**Dataset items:**
☆ ☆ ☆ ☆ ☆
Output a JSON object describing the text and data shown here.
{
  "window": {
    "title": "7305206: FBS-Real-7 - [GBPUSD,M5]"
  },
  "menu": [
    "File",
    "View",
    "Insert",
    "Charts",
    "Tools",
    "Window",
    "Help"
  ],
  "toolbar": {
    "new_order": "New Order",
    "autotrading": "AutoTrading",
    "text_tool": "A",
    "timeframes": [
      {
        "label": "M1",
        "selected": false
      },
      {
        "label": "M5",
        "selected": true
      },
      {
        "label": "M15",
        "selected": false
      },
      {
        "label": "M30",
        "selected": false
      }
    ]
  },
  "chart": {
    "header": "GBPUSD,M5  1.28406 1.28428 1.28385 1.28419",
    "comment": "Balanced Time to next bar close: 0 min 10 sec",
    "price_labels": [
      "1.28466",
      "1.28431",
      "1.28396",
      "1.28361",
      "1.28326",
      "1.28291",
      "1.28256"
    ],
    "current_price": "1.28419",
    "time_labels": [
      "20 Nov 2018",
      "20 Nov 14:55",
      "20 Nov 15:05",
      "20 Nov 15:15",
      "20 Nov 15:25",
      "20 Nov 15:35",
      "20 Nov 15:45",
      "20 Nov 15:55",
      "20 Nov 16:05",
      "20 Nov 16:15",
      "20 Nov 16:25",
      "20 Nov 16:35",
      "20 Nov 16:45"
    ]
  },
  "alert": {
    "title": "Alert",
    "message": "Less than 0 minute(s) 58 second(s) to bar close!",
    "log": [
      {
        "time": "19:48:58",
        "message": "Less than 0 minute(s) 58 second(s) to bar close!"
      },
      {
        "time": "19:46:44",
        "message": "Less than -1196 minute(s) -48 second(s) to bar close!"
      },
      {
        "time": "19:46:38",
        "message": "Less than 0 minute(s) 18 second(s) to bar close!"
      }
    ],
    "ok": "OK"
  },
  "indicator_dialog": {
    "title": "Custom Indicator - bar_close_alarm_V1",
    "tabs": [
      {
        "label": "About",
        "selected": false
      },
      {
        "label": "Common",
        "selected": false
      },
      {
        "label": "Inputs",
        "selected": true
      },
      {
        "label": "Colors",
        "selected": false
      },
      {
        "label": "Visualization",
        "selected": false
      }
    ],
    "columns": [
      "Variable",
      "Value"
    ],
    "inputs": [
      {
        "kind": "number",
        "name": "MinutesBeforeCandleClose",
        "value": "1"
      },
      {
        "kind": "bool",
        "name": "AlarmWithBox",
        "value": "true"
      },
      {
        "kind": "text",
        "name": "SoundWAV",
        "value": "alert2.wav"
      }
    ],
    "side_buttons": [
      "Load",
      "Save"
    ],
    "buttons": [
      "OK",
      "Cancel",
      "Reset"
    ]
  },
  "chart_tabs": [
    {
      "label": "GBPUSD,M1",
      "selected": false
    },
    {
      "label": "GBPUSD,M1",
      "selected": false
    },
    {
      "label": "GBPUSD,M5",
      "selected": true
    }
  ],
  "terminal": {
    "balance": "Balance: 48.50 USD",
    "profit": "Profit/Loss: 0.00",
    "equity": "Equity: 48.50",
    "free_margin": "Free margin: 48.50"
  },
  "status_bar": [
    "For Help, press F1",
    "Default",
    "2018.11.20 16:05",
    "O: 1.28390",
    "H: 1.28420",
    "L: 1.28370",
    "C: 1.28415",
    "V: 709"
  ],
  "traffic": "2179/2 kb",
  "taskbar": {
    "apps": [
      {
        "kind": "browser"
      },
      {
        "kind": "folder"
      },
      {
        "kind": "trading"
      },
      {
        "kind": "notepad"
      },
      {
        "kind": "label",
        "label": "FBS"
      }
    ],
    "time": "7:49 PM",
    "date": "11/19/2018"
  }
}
☆ ☆ ☆ ☆ ☆
**The problem:** Quote the data above in full, changing nothing.

**Expected answer:**
Output a JSON object describing the text and data shown here.
{
  "window": {
    "title": "7305206: FBS-Real-7 - [GBPUSD,M5]"
  },
  "menu": [
    "File",
    "View",
    "Insert",
    "Charts",
    "Tools",
    "Window",
    "Help"
  ],
  "toolbar": {
    "new_order": "New Order",
    "autotrading": "AutoTrading",
    "text_tool": "A",
    "timeframes": [
      {
        "label": "M1",
        "selected": false
      },
      {
        "label": "M5",
        "selected": true
      },
      {
        "label": "M15",
        "selected": false
      },
      {
        "label": "M30",
        "selected": false
      }
    ]
  },
  "chart": {
    "header": "GBPUSD,M5  1.28406 1.28428 1.28385 1.28419",
    "comment": "Balanced Time to next bar close: 0 min 10 sec",
    "price_labels": [
      "1.28466",
      "1.28431",
      "1.28396",
      "1.28361",
      "1.28326",
      "1.28291",
      "1.28256"
    ],
    "current_price": "1.28419",
    "time_labels": [
      "20 Nov 2018",
      "20 Nov 14:55",
      "20 Nov 15:05",
      "20 Nov 15:15",
      "20 Nov 15:25",
      "20 Nov 15:35",
      "20 Nov 15:45",
      "20 Nov 15:55",
      "20 Nov 16:05",
      "20 Nov 16:15",
      "20 Nov 16:25",
      "20 Nov 16:35",
      "20 Nov 16:45"
    ]
  },
  "alert": {
    "title": "Alert",
    "message": "Less than 0 minute(s) 58 second(s) to bar close!",
    "log": [
      {
        "time": "19:48:58",
        "message": "Less than 0 minute(s) 58 second(s) to bar close!"
      },
      {
        "time": "19:46:44",
        "message": "Less than -1196 minute(s) -48 second(s) to bar close!"
      },
      {
        "time": "19:46:38",
        "message": "Less than 0 minute(s) 18 second(s) to bar close!"
      }
    ],
    "ok": "OK"
  },
  "indicator_dialog": {
    "title": "Custom Indicator - bar_close_alarm_V1",
    "tabs": [
      {
        "label": "About",
        "selected": false
      },
      {
        "label": "Common",
        "selected": false
      },
      {
        "label": "Inputs",
        "selected": true
      },
      {
        "label": "Colors",
        "selected": false
      },
      {
        "label": "Visualization",
        "selected": false
      }
    ],
    "columns": [
      "Variable",
      "Value"
    ],
    "inputs": [
      {
        "kind": "number",
        "name": "MinutesBeforeCandleClose",
        "value": "1"
      },
      {
        "kind": "bool",
        "name": "AlarmWithBox",
        "value": "true"
      },
      {
        "kind": "text",
        "name": "SoundWAV",
        "value": "alert2.wav"
      }
    ],
    "side_buttons": [
      "Load",
      "Save"
    ],
    "buttons": [
      "OK",
      "Cancel",
      "Reset"
    ]
  },
  "chart_tabs": [
    {
      "label": "GBPUSD,M1",
      "selected": false
    },
    {
      "label": "GBPUSD,M1",
      "selected": false
    },
    {
      "label": "GBPUSD,M5",
      "selected": true
    }
  ],
  "terminal": {
    "balance": "Balance: 48.50 USD",
    "profit": "Profit/Loss: 0.00",
    "equity": "Equity: 48.50",
    "free_margin": "Free margin: 48.50"
  },
  "status_bar": [
    "For Help, press F1",
    "Default",
    "2018.11.20 16:05",
    "O: 1.28390",
    "H: 1.28420",
    "L: 1.28370",
    "C: 1.28415",
    "V: 709"
  ],
  "traffic": "2179/2 kb",
  "taskbar": {
    "apps": [
      {
        "kind": "browser"
      },
      {
        "kind": "folder"
      },
      {
        "kind": "trading"
      },
      {
        "kind": "notepad"
      },
      {
        "kind": "label",
        "label": "FBS"
      }
    ],
    "time": "7:49 PM",
    "date": "11/19/2018"
  }
}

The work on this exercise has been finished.